**Aim of the exercise:** Pull out every line below that holds the word "this".

+++

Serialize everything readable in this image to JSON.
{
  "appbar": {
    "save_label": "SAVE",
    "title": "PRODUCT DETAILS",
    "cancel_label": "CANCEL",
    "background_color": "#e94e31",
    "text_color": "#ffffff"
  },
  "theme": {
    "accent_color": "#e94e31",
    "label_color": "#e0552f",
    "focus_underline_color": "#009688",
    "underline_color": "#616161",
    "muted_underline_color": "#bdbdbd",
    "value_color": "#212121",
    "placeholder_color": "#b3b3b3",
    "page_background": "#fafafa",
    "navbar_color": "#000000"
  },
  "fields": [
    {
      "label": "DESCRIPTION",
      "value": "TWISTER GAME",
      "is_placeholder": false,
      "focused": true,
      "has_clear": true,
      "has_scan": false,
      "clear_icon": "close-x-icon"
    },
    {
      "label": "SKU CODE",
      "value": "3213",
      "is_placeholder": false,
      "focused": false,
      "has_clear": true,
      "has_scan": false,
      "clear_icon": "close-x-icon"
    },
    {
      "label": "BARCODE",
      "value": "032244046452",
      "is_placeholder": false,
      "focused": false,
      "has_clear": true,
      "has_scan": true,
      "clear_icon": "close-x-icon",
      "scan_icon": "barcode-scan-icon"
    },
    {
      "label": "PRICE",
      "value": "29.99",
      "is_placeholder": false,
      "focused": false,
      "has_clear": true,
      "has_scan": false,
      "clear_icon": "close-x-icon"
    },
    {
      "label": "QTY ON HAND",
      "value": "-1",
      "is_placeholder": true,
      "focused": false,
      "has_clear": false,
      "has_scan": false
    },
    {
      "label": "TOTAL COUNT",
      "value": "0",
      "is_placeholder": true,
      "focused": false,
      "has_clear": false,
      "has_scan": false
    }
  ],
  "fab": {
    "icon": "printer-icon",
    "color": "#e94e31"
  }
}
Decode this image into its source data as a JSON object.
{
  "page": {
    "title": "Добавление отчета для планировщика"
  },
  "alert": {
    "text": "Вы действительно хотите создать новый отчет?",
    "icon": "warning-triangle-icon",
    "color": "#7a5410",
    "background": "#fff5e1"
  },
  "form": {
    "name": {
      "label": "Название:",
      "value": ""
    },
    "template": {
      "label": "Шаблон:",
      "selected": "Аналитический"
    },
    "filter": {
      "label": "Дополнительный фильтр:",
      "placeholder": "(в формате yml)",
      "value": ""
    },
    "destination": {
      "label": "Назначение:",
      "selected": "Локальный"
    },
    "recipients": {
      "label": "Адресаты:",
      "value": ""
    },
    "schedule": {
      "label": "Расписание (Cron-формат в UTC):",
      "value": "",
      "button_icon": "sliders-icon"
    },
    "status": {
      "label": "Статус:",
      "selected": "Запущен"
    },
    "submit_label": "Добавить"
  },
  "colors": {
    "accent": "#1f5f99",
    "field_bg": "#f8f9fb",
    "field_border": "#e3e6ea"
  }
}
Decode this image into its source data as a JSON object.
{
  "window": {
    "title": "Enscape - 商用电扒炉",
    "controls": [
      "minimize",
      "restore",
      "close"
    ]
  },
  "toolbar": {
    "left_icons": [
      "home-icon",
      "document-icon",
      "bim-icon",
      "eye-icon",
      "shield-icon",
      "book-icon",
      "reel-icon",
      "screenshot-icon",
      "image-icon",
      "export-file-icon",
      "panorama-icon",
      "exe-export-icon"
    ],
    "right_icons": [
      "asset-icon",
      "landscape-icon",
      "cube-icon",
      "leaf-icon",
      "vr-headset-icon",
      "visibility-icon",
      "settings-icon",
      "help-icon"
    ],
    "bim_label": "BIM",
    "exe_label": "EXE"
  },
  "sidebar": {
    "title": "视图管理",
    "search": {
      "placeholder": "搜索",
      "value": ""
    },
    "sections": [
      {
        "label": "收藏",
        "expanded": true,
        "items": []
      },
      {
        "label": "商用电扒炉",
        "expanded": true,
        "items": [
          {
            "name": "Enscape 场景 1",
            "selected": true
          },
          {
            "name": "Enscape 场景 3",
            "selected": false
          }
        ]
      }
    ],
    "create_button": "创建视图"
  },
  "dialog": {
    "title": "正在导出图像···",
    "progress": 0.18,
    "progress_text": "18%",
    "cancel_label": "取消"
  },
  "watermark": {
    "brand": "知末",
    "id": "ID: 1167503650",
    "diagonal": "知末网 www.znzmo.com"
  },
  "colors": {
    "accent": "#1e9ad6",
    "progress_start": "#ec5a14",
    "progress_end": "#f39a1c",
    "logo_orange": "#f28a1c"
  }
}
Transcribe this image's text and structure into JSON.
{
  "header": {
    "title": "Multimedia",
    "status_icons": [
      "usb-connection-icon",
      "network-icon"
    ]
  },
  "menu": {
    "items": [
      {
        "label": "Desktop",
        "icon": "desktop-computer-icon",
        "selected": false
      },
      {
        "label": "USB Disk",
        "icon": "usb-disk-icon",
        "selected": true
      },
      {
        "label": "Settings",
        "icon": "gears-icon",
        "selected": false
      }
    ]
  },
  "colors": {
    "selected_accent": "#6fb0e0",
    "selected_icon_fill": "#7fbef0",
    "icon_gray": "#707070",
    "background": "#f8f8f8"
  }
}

+++

**Response:**
Serialize everything readable in this image to JSON.
Decode this image into its source data as a JSON object.
Decode this image into its source data as a JSON object.
Transcribe this image's text and structure into JSON.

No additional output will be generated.